**INPUT ROWS:**

___

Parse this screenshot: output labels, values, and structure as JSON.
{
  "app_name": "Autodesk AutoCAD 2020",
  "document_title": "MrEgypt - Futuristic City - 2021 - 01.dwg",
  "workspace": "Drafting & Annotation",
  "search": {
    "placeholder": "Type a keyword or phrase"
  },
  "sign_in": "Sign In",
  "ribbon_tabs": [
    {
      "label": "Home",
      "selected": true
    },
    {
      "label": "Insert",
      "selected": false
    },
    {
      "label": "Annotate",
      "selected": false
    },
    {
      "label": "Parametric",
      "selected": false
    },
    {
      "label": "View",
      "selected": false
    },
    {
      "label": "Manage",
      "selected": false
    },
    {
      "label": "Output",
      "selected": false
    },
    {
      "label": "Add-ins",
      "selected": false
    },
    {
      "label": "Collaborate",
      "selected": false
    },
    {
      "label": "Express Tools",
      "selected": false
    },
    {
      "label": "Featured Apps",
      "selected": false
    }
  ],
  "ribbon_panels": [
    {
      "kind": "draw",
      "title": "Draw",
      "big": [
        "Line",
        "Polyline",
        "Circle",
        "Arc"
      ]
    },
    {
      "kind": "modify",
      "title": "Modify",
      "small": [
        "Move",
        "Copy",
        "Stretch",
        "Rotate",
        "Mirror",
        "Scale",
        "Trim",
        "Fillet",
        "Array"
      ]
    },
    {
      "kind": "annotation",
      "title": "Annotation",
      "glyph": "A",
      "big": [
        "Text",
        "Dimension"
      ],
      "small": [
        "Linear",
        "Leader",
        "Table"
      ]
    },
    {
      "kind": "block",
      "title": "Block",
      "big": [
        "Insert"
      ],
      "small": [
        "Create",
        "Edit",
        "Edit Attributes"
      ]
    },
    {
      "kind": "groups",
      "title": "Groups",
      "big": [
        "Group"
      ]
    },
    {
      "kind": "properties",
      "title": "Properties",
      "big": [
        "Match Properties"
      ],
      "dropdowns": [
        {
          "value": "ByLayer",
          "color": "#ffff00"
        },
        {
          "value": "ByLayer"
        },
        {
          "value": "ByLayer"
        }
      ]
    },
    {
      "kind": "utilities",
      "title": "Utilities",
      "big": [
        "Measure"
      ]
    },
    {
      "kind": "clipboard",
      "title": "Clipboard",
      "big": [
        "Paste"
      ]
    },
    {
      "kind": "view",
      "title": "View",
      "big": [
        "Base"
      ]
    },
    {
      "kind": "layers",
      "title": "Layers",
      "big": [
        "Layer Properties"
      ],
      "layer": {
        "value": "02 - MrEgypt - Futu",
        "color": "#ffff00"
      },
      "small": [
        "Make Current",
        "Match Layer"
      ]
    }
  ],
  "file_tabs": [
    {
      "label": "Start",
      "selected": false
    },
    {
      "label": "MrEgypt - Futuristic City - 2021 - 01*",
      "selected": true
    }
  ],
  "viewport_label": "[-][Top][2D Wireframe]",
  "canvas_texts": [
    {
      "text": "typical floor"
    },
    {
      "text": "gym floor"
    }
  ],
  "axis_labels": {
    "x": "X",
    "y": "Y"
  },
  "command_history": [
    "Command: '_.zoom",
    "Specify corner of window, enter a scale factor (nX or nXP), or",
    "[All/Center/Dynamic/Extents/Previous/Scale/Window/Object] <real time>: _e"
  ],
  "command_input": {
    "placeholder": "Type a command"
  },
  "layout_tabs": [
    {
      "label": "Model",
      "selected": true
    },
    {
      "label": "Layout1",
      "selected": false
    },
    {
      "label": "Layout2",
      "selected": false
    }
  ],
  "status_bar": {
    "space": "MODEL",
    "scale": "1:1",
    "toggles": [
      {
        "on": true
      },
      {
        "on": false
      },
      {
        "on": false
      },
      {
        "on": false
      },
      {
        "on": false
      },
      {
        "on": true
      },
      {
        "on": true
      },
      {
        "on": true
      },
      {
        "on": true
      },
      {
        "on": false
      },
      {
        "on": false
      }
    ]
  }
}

___

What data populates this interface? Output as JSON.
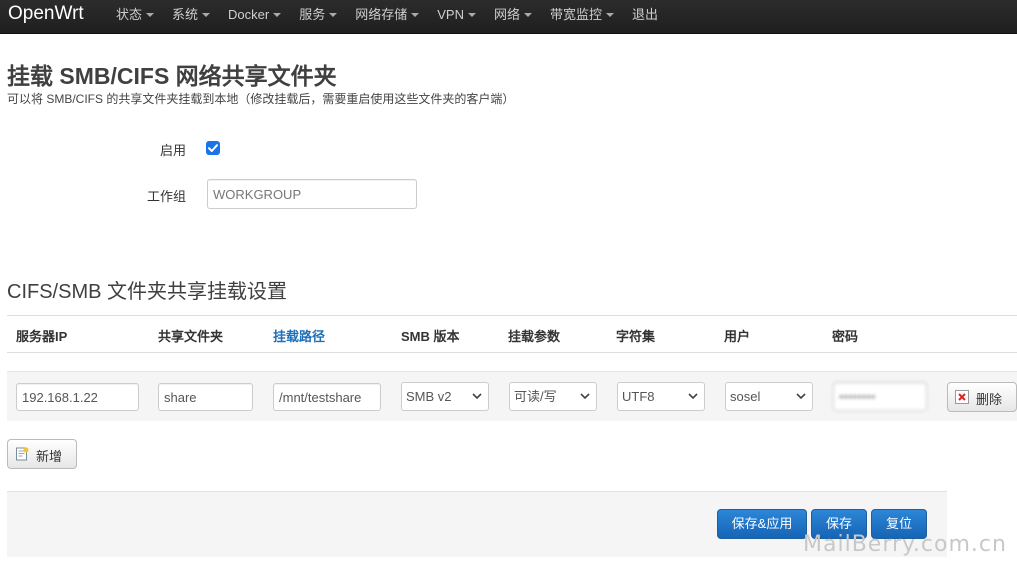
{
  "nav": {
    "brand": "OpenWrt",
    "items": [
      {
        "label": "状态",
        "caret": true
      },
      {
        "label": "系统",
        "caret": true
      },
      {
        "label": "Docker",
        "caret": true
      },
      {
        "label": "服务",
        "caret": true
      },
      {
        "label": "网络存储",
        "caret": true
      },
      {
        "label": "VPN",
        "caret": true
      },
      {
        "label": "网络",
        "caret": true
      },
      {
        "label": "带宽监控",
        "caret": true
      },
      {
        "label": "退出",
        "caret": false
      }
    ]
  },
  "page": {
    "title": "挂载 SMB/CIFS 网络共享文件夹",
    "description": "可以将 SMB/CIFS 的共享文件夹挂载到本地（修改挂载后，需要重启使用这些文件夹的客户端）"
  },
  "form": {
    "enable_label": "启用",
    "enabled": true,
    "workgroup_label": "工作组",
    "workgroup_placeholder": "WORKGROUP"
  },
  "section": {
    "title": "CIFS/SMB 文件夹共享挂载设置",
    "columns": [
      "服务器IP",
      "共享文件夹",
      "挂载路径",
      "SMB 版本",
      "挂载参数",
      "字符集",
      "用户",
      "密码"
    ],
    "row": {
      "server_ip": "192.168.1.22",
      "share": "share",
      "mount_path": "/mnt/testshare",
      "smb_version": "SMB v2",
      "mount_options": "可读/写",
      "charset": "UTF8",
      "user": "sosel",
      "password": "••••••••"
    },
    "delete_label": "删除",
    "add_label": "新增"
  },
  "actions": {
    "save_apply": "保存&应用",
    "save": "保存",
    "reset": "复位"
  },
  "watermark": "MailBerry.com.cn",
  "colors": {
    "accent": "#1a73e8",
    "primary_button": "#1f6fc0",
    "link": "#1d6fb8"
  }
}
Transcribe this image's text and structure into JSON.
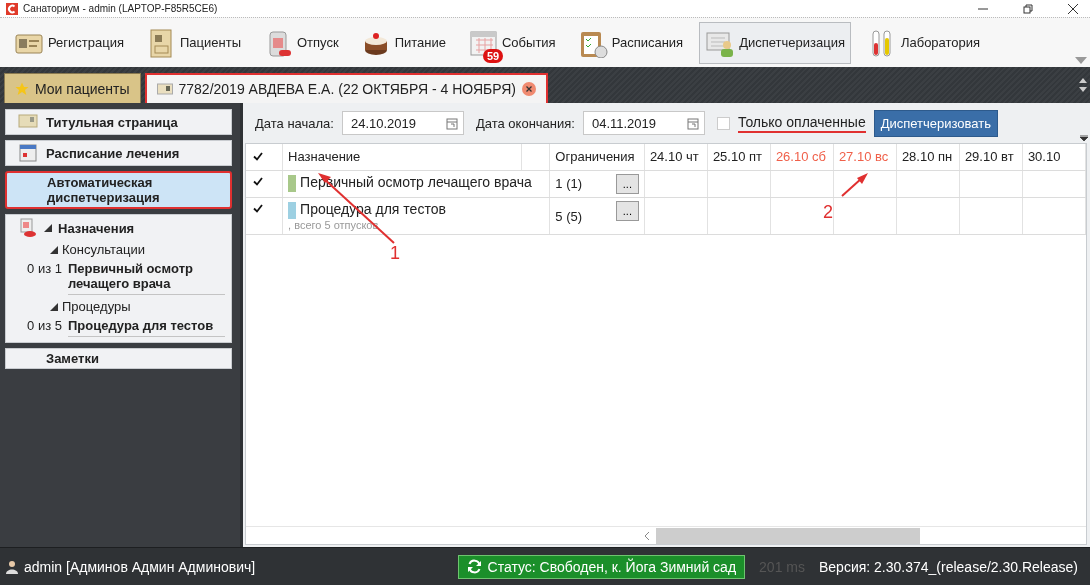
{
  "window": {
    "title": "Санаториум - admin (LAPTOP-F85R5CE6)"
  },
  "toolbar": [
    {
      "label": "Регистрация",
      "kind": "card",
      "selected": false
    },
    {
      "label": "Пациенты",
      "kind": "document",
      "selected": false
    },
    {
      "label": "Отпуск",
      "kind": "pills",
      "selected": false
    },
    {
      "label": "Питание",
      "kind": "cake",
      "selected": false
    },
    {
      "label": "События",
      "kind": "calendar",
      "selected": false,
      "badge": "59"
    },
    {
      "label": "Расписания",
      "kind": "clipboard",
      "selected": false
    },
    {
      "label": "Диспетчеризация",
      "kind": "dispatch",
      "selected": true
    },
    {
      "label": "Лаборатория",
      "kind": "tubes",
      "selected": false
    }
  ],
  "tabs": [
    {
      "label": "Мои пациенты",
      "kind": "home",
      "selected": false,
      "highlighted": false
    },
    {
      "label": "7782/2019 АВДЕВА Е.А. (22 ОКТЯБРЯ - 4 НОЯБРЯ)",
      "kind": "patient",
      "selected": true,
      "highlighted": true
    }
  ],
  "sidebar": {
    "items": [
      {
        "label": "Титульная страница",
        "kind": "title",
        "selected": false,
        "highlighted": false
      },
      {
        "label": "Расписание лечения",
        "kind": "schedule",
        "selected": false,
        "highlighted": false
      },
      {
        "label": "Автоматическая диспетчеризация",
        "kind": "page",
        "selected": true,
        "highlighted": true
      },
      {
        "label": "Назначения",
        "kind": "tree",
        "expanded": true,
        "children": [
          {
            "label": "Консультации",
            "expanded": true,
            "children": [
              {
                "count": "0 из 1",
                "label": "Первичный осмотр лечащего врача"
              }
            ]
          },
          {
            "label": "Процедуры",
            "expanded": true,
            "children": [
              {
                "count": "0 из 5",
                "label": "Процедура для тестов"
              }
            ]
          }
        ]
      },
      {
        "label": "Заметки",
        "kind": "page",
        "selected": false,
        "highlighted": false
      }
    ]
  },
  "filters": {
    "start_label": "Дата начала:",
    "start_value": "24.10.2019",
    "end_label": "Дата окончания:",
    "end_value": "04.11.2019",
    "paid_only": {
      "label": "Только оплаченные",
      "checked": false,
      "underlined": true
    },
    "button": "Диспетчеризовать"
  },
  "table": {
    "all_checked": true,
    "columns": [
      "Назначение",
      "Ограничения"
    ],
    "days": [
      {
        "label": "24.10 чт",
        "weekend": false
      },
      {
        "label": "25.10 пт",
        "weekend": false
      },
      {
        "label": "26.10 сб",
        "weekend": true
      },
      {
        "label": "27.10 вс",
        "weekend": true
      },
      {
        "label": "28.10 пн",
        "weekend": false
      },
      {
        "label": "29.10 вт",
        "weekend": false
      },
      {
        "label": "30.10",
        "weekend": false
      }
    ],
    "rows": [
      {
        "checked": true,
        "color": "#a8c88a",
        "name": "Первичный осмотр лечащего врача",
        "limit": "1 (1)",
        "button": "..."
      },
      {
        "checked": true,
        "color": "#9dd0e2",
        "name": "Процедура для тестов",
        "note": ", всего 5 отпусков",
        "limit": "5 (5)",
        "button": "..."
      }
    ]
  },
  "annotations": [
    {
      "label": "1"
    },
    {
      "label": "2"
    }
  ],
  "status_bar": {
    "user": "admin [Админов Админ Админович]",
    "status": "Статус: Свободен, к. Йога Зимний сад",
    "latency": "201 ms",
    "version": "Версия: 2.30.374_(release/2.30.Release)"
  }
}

___

How many lines in the records hold the string "this"? Reply with the number alone.

**RESPONSE BELOW:** 3